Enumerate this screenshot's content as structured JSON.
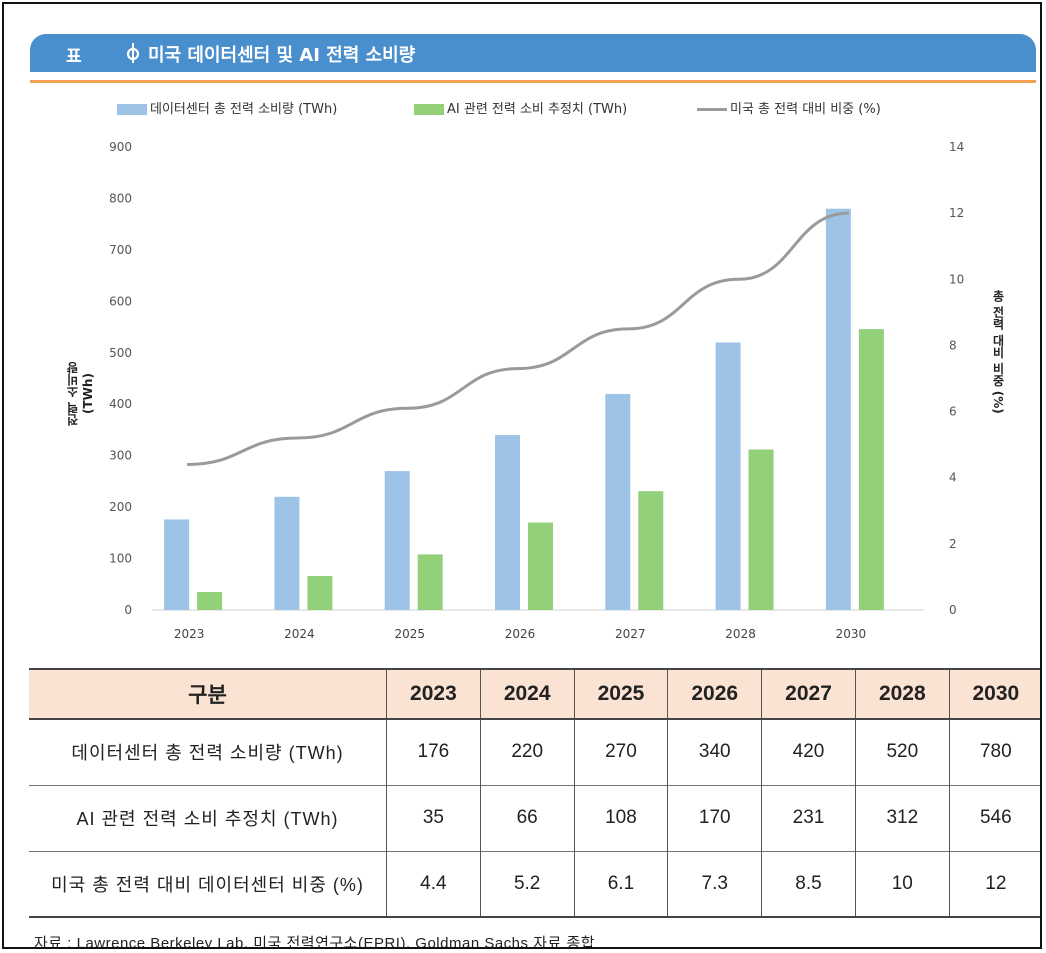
{
  "header": {
    "tag": "표",
    "title": "미국 데이터센터 및 AI 전력 소비량"
  },
  "colors": {
    "title_bar": "#4a8fcd",
    "series_bar1": "#9dc3e6",
    "series_bar2": "#92d07a",
    "series_line": "#9a9a9a",
    "header_row": "#fbe3d3",
    "accent_line": "#f0a050"
  },
  "legend": {
    "bar1": "데이터센터 총 전력 소비량 (TWh)",
    "bar2": "AI 관련 전력 소비 추정치 (TWh)",
    "line": "미국 총 전력 대비 비중 (%)"
  },
  "chart_data": {
    "type": "bar",
    "categories": [
      "2023",
      "2024",
      "2025",
      "2026",
      "2027",
      "2028",
      "2030"
    ],
    "series": [
      {
        "name": "데이터센터 총 전력 소비량 (TWh)",
        "type": "bar",
        "axis": "left",
        "values": [
          176,
          220,
          270,
          340,
          420,
          520,
          780
        ]
      },
      {
        "name": "AI 관련 전력 소비 추정치 (TWh)",
        "type": "bar",
        "axis": "left",
        "values": [
          35,
          66,
          108,
          170,
          231,
          312,
          546
        ]
      },
      {
        "name": "미국 총 전력 대비 비중 (%)",
        "type": "line",
        "axis": "right",
        "values": [
          4.4,
          5.2,
          6.1,
          7.3,
          8.5,
          10,
          12
        ]
      }
    ],
    "ylabel": "전력 소비량 (TWh)",
    "ylabel_right": "총 전력 대비 비중 (%)",
    "ylim": [
      0,
      900
    ],
    "yticks": [
      "0",
      "100",
      "200",
      "300",
      "400",
      "500",
      "600",
      "700",
      "800",
      "900"
    ],
    "ylim_right": [
      0,
      14
    ],
    "yticks_right": [
      "0",
      "2",
      "4",
      "6",
      "8",
      "10",
      "12",
      "14"
    ],
    "legend_position": "top",
    "grid": false
  },
  "table": {
    "header": [
      "구분",
      "2023",
      "2024",
      "2025",
      "2026",
      "2027",
      "2028",
      "2030"
    ],
    "rows": [
      [
        "데이터센터 총 전력 소비량 (TWh)",
        "176",
        "220",
        "270",
        "340",
        "420",
        "520",
        "780"
      ],
      [
        "AI 관련 전력 소비 추정치 (TWh)",
        "35",
        "66",
        "108",
        "170",
        "231",
        "312",
        "546"
      ],
      [
        "미국 총 전력 대비 데이터센터 비중 (%)",
        "4.4",
        "5.2",
        "6.1",
        "7.3",
        "8.5",
        "10",
        "12"
      ]
    ]
  },
  "source": "자료 : Lawrence Berkeley Lab, 미국 전력연구소(EPRI), Goldman Sachs 자료 종합"
}
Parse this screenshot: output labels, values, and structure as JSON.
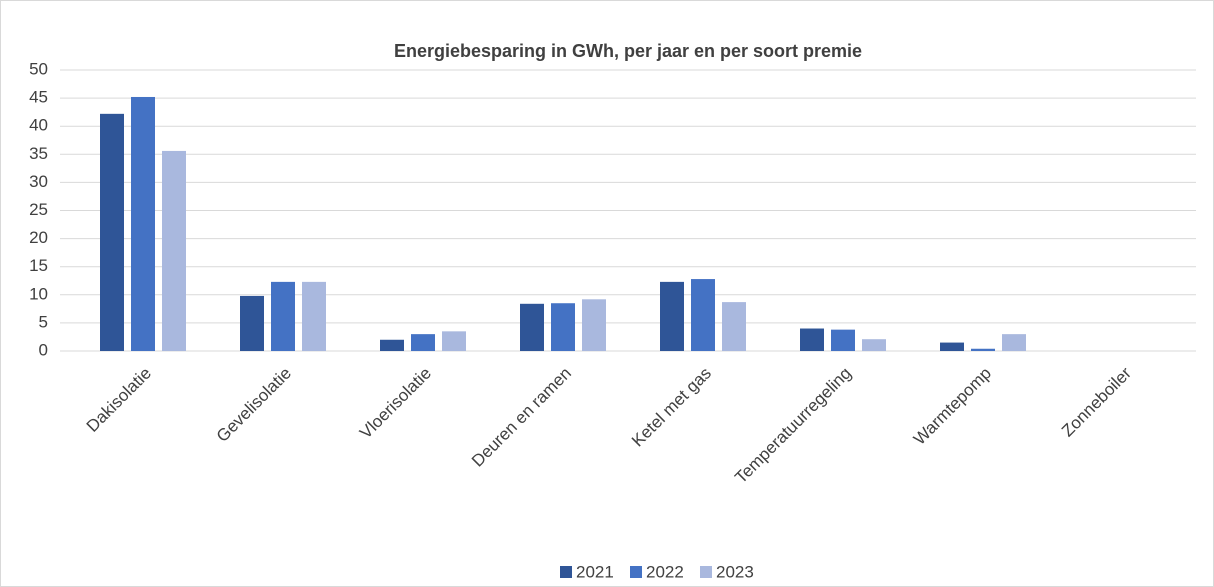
{
  "chart_data": {
    "type": "bar",
    "title": "Energiebesparing in GWh, per jaar en per soort premie",
    "categories": [
      "Dakisolatie",
      "Gevelisolatie",
      "Vloerisolatie",
      "Deuren en ramen",
      "Ketel met gas",
      "Temperatuurregeling",
      "Warmtepomp",
      "Zonneboiler"
    ],
    "series": [
      {
        "name": "2021",
        "color": "#2f5597",
        "values": [
          42.2,
          9.8,
          2.0,
          8.4,
          12.3,
          4.0,
          1.5,
          0
        ]
      },
      {
        "name": "2022",
        "color": "#4472c4",
        "values": [
          45.2,
          12.3,
          3.0,
          8.5,
          12.8,
          3.8,
          0.4,
          0
        ]
      },
      {
        "name": "2023",
        "color": "#a9b8de",
        "values": [
          35.6,
          12.3,
          3.5,
          9.2,
          8.7,
          2.1,
          3.0,
          0
        ]
      }
    ],
    "ylim": [
      0,
      50
    ],
    "yticks": [
      0,
      5,
      10,
      15,
      20,
      25,
      30,
      35,
      40,
      45,
      50
    ],
    "grid": true,
    "legend": "bottom"
  }
}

▬▬▬▬▬▬

> **What you should do**:
Leaving out the pictures, repeat the data above exactly.

> **Task result**:
Enumerate this screenshot's content as structured JSON.
{
  "header": {
    "tag": "표",
    "title": "미국 데이터센터 및 AI 전력 소비량"
  },
  "colors": {
    "title_bar": "#4a8fcd",
    "series_bar1": "#9dc3e6",
    "series_bar2": "#92d07a",
    "series_line": "#9a9a9a",
    "header_row": "#fbe3d3",
    "accent_line": "#f0a050"
  },
  "legend": {
    "bar1": "데이터센터 총 전력 소비량 (TWh)",
    "bar2": "AI 관련 전력 소비 추정치 (TWh)",
    "line": "미국 총 전력 대비 비중 (%)"
  },
  "chart_data": {
    "type": "bar",
    "categories": [
      "2023",
      "2024",
      "2025",
      "2026",
      "2027",
      "2028",
      "2030"
    ],
    "series": [
      {
        "name": "데이터센터 총 전력 소비량 (TWh)",
        "type": "bar",
        "axis": "left",
        "values": [
          176,
          220,
          270,
          340,
          420,
          520,
          780
        ]
      },
      {
        "name": "AI 관련 전력 소비 추정치 (TWh)",
        "type": "bar",
        "axis": "left",
        "values": [
          35,
          66,
          108,
          170,
          231,
          312,
          546
        ]
      },
      {
        "name": "미국 총 전력 대비 비중 (%)",
        "type": "line",
        "axis": "right",
        "values": [
          4.4,
          5.2,
          6.1,
          7.3,
          8.5,
          10,
          12
        ]
      }
    ],
    "ylabel": "전력 소비량 (TWh)",
    "ylabel_right": "총 전력 대비 비중 (%)",
    "ylim": [
      0,
      900
    ],
    "yticks": [
      "0",
      "100",
      "200",
      "300",
      "400",
      "500",
      "600",
      "700",
      "800",
      "900"
    ],
    "ylim_right": [
      0,
      14
    ],
    "yticks_right": [
      "0",
      "2",
      "4",
      "6",
      "8",
      "10",
      "12",
      "14"
    ],
    "legend_position": "top",
    "grid": false
  },
  "table": {
    "header": [
      "구분",
      "2023",
      "2024",
      "2025",
      "2026",
      "2027",
      "2028",
      "2030"
    ],
    "rows": [
      [
        "데이터센터 총 전력 소비량 (TWh)",
        "176",
        "220",
        "270",
        "340",
        "420",
        "520",
        "780"
      ],
      [
        "AI 관련 전력 소비 추정치 (TWh)",
        "35",
        "66",
        "108",
        "170",
        "231",
        "312",
        "546"
      ],
      [
        "미국 총 전력 대비 데이터센터 비중 (%)",
        "4.4",
        "5.2",
        "6.1",
        "7.3",
        "8.5",
        "10",
        "12"
      ]
    ]
  },
  "source": "자료 : Lawrence Berkeley Lab, 미국 전력연구소(EPRI), Goldman Sachs 자료 종합"
}
Parse this screenshot: output labels, values, and structure as JSON.
{
  "chart_data": {
    "type": "bar",
    "title": "Energiebesparing in GWh, per jaar en per soort premie",
    "categories": [
      "Dakisolatie",
      "Gevelisolatie",
      "Vloerisolatie",
      "Deuren en ramen",
      "Ketel met gas",
      "Temperatuurregeling",
      "Warmtepomp",
      "Zonneboiler"
    ],
    "series": [
      {
        "name": "2021",
        "color": "#2f5597",
        "values": [
          42.2,
          9.8,
          2.0,
          8.4,
          12.3,
          4.0,
          1.5,
          0
        ]
      },
      {
        "name": "2022",
        "color": "#4472c4",
        "values": [
          45.2,
          12.3,
          3.0,
          8.5,
          12.8,
          3.8,
          0.4,
          0
        ]
      },
      {
        "name": "2023",
        "color": "#a9b8de",
        "values": [
          35.6,
          12.3,
          3.5,
          9.2,
          8.7,
          2.1,
          3.0,
          0
        ]
      }
    ],
    "ylim": [
      0,
      50
    ],
    "yticks": [
      0,
      5,
      10,
      15,
      20,
      25,
      30,
      35,
      40,
      45,
      50
    ],
    "grid": true,
    "legend": "bottom"
  }
}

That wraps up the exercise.